(Figure record extracts)
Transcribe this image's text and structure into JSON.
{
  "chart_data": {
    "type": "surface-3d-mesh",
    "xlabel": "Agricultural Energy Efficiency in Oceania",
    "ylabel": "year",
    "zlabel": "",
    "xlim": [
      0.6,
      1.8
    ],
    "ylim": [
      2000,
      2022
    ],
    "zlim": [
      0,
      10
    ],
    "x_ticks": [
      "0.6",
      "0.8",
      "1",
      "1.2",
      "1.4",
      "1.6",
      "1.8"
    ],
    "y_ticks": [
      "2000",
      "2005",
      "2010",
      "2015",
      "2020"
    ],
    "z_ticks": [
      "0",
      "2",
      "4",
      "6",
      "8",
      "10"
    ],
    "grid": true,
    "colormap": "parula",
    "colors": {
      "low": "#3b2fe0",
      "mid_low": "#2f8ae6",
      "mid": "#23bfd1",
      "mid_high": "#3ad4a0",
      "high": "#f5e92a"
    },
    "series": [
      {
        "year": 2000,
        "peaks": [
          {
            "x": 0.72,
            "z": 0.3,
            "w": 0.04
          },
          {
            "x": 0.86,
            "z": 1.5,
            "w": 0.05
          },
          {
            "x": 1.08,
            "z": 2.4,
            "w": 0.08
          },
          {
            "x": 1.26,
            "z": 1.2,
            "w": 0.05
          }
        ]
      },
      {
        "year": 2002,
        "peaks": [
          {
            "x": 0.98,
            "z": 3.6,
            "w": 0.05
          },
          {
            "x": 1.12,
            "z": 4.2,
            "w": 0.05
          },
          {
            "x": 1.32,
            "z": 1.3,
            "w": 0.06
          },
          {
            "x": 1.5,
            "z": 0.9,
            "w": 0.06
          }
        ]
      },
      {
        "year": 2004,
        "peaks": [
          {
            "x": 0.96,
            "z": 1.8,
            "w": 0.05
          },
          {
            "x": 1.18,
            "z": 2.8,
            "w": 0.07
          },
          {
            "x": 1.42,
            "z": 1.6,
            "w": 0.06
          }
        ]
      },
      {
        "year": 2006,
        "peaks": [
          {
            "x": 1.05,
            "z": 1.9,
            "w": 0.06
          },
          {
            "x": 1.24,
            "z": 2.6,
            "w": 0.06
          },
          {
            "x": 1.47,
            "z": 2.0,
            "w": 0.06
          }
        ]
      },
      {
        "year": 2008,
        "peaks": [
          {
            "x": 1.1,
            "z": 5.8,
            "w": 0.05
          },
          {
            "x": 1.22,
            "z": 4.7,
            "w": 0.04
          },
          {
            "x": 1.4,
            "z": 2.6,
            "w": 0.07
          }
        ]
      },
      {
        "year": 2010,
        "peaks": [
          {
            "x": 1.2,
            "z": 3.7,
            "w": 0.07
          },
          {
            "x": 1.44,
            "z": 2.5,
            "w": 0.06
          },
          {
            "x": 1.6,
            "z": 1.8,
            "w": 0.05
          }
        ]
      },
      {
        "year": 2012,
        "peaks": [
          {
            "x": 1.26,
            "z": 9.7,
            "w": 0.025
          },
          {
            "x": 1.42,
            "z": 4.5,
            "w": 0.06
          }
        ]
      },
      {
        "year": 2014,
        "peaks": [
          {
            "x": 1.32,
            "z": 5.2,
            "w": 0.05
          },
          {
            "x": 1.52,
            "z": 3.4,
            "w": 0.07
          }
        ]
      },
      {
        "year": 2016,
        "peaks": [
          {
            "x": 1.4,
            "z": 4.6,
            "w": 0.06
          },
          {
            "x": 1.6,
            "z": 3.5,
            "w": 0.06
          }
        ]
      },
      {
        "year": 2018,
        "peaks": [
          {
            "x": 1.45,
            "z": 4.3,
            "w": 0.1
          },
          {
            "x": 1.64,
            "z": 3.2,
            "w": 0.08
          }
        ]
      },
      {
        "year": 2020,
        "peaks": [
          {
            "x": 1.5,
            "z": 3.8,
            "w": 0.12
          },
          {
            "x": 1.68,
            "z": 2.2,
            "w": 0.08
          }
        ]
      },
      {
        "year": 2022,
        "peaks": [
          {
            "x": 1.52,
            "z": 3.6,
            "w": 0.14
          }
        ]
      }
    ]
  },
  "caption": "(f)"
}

» WRITTEN REQUEST: Without changing a word, restate the whole listing.

» CORRECT RESPONSE:
Transcribe this image's text and structure into JSON.
{
  "chart_data": {
    "type": "surface-3d-mesh",
    "xlabel": "Agricultural Energy Efficiency in Oceania",
    "ylabel": "year",
    "zlabel": "",
    "xlim": [
      0.6,
      1.8
    ],
    "ylim": [
      2000,
      2022
    ],
    "zlim": [
      0,
      10
    ],
    "x_ticks": [
      "0.6",
      "0.8",
      "1",
      "1.2",
      "1.4",
      "1.6",
      "1.8"
    ],
    "y_ticks": [
      "2000",
      "2005",
      "2010",
      "2015",
      "2020"
    ],
    "z_ticks": [
      "0",
      "2",
      "4",
      "6",
      "8",
      "10"
    ],
    "grid": true,
    "colormap": "parula",
    "colors": {
      "low": "#3b2fe0",
      "mid_low": "#2f8ae6",
      "mid": "#23bfd1",
      "mid_high": "#3ad4a0",
      "high": "#f5e92a"
    },
    "series": [
      {
        "year": 2000,
        "peaks": [
          {
            "x": 0.72,
            "z": 0.3,
            "w": 0.04
          },
          {
            "x": 0.86,
            "z": 1.5,
            "w": 0.05
          },
          {
            "x": 1.08,
            "z": 2.4,
            "w": 0.08
          },
          {
            "x": 1.26,
            "z": 1.2,
            "w": 0.05
          }
        ]
      },
      {
        "year": 2002,
        "peaks": [
          {
            "x": 0.98,
            "z": 3.6,
            "w": 0.05
          },
          {
            "x": 1.12,
            "z": 4.2,
            "w": 0.05
          },
          {
            "x": 1.32,
            "z": 1.3,
            "w": 0.06
          },
          {
            "x": 1.5,
            "z": 0.9,
            "w": 0.06
          }
        ]
      },
      {
        "year": 2004,
        "peaks": [
          {
            "x": 0.96,
            "z": 1.8,
            "w": 0.05
          },
          {
            "x": 1.18,
            "z": 2.8,
            "w": 0.07
          },
          {
            "x": 1.42,
            "z": 1.6,
            "w": 0.06
          }
        ]
      },
      {
        "year": 2006,
        "peaks": [
          {
            "x": 1.05,
            "z": 1.9,
            "w": 0.06
          },
          {
            "x": 1.24,
            "z": 2.6,
            "w": 0.06
          },
          {
            "x": 1.47,
            "z": 2.0,
            "w": 0.06
          }
        ]
      },
      {
        "year": 2008,
        "peaks": [
          {
            "x": 1.1,
            "z": 5.8,
            "w": 0.05
          },
          {
            "x": 1.22,
            "z": 4.7,
            "w": 0.04
          },
          {
            "x": 1.4,
            "z": 2.6,
            "w": 0.07
          }
        ]
      },
      {
        "year": 2010,
        "peaks": [
          {
            "x": 1.2,
            "z": 3.7,
            "w": 0.07
          },
          {
            "x": 1.44,
            "z": 2.5,
            "w": 0.06
          },
          {
            "x": 1.6,
            "z": 1.8,
            "w": 0.05
          }
        ]
      },
      {
        "year": 2012,
        "peaks": [
          {
            "x": 1.26,
            "z": 9.7,
            "w": 0.025
          },
          {
            "x": 1.42,
            "z": 4.5,
            "w": 0.06
          }
        ]
      },
      {
        "year": 2014,
        "peaks": [
          {
            "x": 1.32,
            "z": 5.2,
            "w": 0.05
          },
          {
            "x": 1.52,
            "z": 3.4,
            "w": 0.07
          }
        ]
      },
      {
        "year": 2016,
        "peaks": [
          {
            "x": 1.4,
            "z": 4.6,
            "w": 0.06
          },
          {
            "x": 1.6,
            "z": 3.5,
            "w": 0.06
          }
        ]
      },
      {
        "year": 2018,
        "peaks": [
          {
            "x": 1.45,
            "z": 4.3,
            "w": 0.1
          },
          {
            "x": 1.64,
            "z": 3.2,
            "w": 0.08
          }
        ]
      },
      {
        "year": 2020,
        "peaks": [
          {
            "x": 1.5,
            "z": 3.8,
            "w": 0.12
          },
          {
            "x": 1.68,
            "z": 2.2,
            "w": 0.08
          }
        ]
      },
      {
        "year": 2022,
        "peaks": [
          {
            "x": 1.52,
            "z": 3.6,
            "w": 0.14
          }
        ]
      }
    ]
  },
  "caption": "(f)"
}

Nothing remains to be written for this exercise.